* **Your objective**
Every line that contains the word "está" should be copied.

* **Dataset rows**
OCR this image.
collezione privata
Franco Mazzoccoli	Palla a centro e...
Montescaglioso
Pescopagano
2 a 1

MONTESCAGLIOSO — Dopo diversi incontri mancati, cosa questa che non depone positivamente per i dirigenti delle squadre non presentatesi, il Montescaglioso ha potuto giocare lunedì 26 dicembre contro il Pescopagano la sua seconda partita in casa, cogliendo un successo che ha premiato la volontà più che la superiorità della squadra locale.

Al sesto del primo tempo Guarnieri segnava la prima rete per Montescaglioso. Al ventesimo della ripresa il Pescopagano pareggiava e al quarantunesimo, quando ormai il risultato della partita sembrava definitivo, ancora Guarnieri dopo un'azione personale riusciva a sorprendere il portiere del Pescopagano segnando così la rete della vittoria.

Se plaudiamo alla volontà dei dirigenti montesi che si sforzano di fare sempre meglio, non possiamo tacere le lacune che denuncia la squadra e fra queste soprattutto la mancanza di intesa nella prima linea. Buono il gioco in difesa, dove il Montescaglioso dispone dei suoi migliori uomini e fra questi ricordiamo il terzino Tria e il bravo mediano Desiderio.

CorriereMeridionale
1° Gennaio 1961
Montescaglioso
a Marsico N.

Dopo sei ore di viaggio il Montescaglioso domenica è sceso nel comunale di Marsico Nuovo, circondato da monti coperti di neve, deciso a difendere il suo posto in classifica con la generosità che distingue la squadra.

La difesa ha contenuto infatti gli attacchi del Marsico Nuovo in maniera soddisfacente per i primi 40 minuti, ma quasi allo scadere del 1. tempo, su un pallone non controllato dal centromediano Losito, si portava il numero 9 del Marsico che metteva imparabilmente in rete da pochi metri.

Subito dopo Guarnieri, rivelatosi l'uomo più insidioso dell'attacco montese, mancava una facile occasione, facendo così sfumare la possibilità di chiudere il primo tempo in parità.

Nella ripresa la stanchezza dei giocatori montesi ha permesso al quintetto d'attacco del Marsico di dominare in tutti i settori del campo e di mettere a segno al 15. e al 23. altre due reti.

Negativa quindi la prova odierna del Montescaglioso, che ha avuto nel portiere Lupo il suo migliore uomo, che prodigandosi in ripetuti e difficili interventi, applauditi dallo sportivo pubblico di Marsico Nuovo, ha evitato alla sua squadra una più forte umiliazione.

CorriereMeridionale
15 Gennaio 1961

* * *

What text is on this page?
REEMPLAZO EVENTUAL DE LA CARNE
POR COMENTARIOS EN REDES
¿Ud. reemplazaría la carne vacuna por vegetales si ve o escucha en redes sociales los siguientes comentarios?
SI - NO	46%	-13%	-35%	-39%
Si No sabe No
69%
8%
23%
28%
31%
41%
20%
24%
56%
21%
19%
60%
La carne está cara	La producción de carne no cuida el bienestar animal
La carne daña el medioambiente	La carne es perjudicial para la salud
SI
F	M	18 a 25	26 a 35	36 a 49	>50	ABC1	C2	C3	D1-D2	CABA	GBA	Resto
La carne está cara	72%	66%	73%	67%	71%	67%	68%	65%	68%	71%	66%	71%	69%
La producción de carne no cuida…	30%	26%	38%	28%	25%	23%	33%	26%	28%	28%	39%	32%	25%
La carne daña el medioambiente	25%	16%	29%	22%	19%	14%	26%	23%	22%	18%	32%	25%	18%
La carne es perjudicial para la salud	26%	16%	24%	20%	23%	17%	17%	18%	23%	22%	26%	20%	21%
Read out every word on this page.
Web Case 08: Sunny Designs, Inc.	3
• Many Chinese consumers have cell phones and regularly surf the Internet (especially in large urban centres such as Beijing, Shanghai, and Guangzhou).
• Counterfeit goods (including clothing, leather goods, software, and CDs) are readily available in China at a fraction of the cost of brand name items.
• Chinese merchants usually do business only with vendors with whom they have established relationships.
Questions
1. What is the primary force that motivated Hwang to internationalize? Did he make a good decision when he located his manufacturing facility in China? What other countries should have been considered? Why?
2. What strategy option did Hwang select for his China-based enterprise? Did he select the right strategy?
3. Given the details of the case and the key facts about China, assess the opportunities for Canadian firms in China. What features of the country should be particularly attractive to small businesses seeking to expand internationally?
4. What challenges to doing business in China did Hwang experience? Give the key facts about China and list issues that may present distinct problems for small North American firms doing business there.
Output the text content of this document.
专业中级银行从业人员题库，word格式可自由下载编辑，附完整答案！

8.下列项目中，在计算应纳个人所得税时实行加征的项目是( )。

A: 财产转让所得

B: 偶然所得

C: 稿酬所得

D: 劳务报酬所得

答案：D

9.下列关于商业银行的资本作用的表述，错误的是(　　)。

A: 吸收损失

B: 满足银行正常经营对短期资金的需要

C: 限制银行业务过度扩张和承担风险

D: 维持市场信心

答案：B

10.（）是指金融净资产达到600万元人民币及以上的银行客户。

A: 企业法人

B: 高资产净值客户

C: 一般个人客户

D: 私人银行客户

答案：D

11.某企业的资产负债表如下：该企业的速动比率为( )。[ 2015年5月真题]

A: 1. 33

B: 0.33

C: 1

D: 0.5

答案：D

...

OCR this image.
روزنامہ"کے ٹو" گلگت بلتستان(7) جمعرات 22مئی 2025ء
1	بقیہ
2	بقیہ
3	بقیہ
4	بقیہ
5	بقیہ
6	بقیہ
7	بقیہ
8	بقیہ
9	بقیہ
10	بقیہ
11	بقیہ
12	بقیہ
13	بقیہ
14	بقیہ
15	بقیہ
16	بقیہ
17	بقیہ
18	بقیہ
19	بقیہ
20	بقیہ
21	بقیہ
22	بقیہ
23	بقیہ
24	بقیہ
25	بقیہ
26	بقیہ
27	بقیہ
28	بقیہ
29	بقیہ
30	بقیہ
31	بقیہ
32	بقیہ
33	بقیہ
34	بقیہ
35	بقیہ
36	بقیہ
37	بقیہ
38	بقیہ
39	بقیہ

* **Written solution**
La carne está cara	La producción de carne no cuida el bienestar animal
La carne está cara	72%	66%	73%	67%	71%	67%	68%	65%	68%	71%	66%	71%	69%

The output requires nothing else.